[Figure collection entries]
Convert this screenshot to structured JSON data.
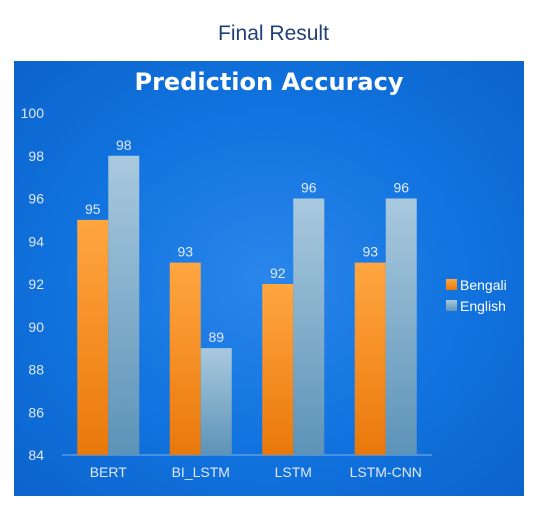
{
  "caption": "Final Result",
  "colors": {
    "bengali": "#f58a16",
    "english": "#8cb2cc",
    "panel": "#1173df"
  },
  "chart_data": {
    "type": "bar",
    "title": "Prediction Accuracy",
    "categories": [
      "BERT",
      "BI_LSTM",
      "LSTM",
      "LSTM-CNN"
    ],
    "series": [
      {
        "name": "Bengali",
        "values": [
          95,
          93,
          92,
          93
        ]
      },
      {
        "name": "English",
        "values": [
          98,
          89,
          96,
          96
        ]
      }
    ],
    "yticks": [
      84,
      86,
      88,
      90,
      92,
      94,
      96,
      98,
      100
    ],
    "ylim": [
      84,
      100
    ],
    "xlabel": "",
    "ylabel": "",
    "grid": false,
    "legend": "right"
  }
}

• Exercise details:
Print each entry shown above with exact wording and no pictures.

• Result:
Convert this screenshot to structured JSON data.
{
  "caption": "Final Result",
  "colors": {
    "bengali": "#f58a16",
    "english": "#8cb2cc",
    "panel": "#1173df"
  },
  "chart_data": {
    "type": "bar",
    "title": "Prediction Accuracy",
    "categories": [
      "BERT",
      "BI_LSTM",
      "LSTM",
      "LSTM-CNN"
    ],
    "series": [
      {
        "name": "Bengali",
        "values": [
          95,
          93,
          92,
          93
        ]
      },
      {
        "name": "English",
        "values": [
          98,
          89,
          96,
          96
        ]
      }
    ],
    "yticks": [
      84,
      86,
      88,
      90,
      92,
      94,
      96,
      98,
      100
    ],
    "ylim": [
      84,
      100
    ],
    "xlabel": "",
    "ylabel": "",
    "grid": false,
    "legend": "right"
  }
}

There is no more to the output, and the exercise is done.